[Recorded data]
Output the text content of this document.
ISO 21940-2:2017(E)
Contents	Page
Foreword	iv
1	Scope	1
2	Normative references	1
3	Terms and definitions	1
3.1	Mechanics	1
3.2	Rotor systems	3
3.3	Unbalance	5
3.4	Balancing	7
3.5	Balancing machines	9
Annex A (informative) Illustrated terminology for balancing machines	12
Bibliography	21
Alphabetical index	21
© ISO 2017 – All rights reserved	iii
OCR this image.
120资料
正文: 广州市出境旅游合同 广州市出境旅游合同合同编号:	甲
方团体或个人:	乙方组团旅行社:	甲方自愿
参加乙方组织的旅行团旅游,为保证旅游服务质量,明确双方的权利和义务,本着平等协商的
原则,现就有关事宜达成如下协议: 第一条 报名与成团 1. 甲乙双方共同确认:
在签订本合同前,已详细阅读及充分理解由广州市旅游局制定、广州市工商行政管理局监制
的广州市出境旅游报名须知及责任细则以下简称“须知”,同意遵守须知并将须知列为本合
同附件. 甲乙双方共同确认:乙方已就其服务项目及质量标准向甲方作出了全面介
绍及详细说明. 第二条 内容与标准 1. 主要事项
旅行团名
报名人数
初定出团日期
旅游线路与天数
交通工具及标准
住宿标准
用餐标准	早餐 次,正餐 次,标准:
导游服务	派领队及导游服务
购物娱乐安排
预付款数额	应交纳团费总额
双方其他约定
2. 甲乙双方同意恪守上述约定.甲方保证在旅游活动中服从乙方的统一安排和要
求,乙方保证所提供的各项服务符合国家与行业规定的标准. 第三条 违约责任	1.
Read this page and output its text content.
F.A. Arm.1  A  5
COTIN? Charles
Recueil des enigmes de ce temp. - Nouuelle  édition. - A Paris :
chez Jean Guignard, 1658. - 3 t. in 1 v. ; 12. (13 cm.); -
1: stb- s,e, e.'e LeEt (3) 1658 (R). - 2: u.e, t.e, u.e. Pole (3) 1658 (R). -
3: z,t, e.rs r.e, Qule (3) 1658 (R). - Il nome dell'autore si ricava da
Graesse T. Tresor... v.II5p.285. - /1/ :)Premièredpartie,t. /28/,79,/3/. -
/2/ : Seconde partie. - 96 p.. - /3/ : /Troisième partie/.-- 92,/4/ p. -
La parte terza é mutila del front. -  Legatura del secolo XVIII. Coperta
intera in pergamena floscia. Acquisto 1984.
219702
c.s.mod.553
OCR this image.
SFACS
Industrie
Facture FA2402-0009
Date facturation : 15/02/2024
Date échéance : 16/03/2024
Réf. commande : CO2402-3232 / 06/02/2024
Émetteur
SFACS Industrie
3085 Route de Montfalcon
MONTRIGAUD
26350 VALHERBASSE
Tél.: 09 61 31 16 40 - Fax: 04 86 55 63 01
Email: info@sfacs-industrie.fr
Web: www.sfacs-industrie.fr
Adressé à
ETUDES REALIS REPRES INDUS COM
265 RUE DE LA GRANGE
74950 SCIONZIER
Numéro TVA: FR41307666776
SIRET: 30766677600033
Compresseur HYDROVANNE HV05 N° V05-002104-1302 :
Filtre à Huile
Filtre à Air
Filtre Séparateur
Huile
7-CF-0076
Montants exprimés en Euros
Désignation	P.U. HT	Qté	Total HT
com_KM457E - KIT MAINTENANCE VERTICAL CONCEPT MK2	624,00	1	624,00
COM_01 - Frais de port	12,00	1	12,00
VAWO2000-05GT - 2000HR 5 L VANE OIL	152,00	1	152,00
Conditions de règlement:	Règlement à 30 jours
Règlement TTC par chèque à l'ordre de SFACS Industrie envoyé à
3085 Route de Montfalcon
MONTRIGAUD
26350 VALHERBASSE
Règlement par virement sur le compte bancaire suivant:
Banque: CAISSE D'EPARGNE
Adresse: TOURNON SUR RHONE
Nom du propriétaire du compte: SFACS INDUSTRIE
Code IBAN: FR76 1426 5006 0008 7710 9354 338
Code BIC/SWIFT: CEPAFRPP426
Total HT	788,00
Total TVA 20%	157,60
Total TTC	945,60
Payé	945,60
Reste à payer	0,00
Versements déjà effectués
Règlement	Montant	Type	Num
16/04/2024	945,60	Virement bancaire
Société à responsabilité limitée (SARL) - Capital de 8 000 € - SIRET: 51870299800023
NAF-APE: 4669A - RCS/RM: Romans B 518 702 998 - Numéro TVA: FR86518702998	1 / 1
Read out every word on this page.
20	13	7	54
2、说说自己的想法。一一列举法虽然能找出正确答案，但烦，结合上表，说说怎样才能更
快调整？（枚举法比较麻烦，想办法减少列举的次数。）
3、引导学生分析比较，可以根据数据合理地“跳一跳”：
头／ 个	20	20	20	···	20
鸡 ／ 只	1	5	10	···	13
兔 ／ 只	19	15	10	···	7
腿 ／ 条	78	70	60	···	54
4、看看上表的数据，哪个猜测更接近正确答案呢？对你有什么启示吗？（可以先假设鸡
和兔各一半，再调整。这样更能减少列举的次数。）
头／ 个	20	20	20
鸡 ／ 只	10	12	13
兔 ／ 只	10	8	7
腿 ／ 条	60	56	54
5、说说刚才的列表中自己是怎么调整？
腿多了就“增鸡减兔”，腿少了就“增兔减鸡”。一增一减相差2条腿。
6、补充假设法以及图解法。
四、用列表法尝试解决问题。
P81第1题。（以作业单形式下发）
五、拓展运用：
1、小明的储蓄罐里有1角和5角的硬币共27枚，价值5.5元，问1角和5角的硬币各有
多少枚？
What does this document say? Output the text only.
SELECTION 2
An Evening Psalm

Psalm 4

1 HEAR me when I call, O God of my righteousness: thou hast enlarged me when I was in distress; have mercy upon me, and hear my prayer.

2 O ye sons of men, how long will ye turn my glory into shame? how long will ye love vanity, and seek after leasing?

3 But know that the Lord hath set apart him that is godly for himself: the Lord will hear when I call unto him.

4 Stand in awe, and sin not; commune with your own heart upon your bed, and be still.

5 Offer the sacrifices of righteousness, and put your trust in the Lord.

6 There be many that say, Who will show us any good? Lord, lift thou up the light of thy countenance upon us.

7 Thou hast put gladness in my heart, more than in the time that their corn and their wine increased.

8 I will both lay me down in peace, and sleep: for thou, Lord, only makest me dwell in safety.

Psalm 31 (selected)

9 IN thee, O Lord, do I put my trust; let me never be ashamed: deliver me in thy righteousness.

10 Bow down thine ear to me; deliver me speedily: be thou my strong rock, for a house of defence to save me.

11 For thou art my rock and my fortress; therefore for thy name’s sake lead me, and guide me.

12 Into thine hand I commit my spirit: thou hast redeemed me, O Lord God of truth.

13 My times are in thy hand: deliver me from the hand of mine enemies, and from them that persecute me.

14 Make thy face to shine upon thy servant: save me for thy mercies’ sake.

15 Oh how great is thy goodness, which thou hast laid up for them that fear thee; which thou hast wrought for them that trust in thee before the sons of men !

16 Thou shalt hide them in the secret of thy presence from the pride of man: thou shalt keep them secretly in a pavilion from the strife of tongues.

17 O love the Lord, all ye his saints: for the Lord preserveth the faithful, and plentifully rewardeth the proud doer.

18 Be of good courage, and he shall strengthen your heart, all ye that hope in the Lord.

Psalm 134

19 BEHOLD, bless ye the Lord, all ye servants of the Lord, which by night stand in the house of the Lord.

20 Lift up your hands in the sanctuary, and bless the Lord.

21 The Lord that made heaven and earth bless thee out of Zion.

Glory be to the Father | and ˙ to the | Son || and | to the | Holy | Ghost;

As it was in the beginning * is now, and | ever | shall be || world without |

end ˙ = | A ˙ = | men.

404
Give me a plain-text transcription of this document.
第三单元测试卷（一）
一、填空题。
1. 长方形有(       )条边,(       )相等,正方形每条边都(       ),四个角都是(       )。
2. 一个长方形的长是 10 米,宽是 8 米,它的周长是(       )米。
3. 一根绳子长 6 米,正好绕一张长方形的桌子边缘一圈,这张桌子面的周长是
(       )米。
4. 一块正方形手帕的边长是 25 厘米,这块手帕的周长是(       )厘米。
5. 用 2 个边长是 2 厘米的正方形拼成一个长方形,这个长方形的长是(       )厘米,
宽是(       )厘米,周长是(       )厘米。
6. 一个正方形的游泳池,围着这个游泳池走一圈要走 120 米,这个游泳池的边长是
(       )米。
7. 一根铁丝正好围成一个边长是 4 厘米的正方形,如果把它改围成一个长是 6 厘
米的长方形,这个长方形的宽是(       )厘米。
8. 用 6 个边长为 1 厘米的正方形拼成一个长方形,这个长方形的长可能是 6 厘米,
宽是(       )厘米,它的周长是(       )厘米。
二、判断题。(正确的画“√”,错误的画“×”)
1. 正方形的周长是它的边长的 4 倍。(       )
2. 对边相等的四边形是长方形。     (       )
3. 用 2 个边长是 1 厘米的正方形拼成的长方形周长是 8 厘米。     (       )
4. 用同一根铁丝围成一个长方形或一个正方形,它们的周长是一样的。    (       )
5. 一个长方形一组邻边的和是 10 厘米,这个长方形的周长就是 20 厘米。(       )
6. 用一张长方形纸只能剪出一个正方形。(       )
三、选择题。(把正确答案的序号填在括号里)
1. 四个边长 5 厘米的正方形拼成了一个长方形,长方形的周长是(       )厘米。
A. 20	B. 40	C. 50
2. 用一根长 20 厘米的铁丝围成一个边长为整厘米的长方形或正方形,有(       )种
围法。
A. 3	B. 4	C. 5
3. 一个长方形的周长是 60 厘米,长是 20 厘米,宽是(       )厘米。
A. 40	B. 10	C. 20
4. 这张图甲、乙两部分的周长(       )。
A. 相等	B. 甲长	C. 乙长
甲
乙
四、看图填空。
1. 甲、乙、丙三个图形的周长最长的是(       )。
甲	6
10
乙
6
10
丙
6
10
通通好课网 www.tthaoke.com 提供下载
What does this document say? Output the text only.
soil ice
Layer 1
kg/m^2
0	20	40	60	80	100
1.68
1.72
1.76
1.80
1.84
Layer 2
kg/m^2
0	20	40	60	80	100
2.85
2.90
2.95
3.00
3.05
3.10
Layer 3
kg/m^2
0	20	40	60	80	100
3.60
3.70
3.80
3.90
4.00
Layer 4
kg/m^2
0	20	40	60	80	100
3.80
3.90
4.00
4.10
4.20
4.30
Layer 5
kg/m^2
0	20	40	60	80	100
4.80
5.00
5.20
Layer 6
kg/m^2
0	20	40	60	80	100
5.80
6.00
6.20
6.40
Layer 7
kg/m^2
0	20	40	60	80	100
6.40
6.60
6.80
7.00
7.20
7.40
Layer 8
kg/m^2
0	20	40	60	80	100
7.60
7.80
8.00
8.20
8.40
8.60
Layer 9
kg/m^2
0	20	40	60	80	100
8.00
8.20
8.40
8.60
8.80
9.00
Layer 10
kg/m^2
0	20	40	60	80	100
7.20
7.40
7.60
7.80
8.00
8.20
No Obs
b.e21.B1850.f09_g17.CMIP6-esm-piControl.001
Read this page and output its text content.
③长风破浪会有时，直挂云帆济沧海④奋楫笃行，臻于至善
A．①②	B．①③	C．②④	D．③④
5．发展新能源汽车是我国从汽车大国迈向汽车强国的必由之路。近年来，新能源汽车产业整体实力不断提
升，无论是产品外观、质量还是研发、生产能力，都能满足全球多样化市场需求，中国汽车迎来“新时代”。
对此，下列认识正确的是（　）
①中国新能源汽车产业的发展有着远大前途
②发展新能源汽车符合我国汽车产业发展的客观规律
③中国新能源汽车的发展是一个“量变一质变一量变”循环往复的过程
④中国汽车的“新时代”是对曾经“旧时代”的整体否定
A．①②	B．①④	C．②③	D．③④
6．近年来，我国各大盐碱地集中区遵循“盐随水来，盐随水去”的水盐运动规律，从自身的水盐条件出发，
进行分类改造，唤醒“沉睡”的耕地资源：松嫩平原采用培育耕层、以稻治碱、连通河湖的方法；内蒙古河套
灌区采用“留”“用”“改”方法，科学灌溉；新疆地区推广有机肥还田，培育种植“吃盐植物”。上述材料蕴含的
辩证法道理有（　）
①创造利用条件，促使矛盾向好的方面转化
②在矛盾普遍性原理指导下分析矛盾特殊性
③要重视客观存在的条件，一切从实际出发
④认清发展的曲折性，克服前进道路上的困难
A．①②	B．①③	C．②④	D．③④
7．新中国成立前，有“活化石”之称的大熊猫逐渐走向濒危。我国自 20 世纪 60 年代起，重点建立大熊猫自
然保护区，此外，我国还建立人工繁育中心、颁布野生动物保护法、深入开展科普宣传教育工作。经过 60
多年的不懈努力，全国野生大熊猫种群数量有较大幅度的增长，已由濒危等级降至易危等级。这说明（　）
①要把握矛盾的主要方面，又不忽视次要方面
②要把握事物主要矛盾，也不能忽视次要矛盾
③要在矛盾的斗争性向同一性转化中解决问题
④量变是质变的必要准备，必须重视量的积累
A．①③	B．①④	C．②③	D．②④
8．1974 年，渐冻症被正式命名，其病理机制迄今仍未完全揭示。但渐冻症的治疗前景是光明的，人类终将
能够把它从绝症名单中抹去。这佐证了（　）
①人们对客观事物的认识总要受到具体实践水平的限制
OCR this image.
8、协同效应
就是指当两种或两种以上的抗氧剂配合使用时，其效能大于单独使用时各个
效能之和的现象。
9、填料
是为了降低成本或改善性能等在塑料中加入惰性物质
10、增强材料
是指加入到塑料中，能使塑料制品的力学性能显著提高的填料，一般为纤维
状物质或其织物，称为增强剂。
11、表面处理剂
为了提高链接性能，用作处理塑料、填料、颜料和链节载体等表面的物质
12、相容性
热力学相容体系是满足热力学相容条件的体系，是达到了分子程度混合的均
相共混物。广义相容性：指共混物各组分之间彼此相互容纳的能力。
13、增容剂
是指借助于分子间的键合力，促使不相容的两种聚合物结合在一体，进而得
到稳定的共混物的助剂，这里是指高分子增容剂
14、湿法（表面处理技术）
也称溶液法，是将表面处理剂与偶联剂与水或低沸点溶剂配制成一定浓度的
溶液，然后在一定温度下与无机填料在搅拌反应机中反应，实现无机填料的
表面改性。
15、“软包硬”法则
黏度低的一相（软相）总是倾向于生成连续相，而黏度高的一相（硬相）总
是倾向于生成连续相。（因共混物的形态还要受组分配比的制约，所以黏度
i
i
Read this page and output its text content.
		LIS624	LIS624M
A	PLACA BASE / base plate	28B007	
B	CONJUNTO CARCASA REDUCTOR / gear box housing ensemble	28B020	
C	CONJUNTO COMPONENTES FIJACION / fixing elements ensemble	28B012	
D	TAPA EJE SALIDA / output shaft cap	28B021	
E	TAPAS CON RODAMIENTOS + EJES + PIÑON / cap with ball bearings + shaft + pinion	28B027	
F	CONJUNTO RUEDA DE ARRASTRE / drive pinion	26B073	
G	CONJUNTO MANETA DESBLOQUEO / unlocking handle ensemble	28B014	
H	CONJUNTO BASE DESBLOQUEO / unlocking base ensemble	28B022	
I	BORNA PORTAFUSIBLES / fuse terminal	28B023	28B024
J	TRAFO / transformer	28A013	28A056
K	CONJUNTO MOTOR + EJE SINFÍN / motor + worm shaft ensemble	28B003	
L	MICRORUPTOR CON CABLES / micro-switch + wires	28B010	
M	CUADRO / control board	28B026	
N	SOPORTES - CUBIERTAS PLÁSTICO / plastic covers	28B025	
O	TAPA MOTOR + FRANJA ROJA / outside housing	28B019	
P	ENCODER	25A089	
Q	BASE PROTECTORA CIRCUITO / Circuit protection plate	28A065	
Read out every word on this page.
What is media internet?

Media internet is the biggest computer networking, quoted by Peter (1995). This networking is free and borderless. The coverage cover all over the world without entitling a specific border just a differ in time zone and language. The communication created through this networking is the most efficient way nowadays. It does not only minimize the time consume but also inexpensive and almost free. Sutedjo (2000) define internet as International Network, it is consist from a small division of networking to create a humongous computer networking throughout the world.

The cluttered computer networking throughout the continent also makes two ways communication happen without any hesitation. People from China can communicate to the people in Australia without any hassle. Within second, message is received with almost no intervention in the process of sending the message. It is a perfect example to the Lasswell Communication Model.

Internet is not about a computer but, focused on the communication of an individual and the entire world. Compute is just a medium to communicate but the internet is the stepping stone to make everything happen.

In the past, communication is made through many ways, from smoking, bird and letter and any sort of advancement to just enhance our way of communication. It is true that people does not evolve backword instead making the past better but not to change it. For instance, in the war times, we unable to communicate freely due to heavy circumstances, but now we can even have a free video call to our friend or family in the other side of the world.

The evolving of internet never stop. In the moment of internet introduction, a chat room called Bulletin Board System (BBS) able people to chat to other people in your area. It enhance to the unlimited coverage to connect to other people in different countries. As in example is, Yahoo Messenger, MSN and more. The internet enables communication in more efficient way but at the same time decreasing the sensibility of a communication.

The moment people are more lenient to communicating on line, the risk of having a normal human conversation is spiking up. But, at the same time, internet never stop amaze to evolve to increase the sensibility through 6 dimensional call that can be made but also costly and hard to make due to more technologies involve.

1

[Short problem]
Return every line holding the word "house" from the records.

[Solution for this exercise]
10 Bow down thine ear to me; deliver me speedily: be thou my strong rock, for a house of defence to save me.
19 BEHOLD, bless ye the Lord, all ye servants of the Lord, which by night stand in the house of the Lord.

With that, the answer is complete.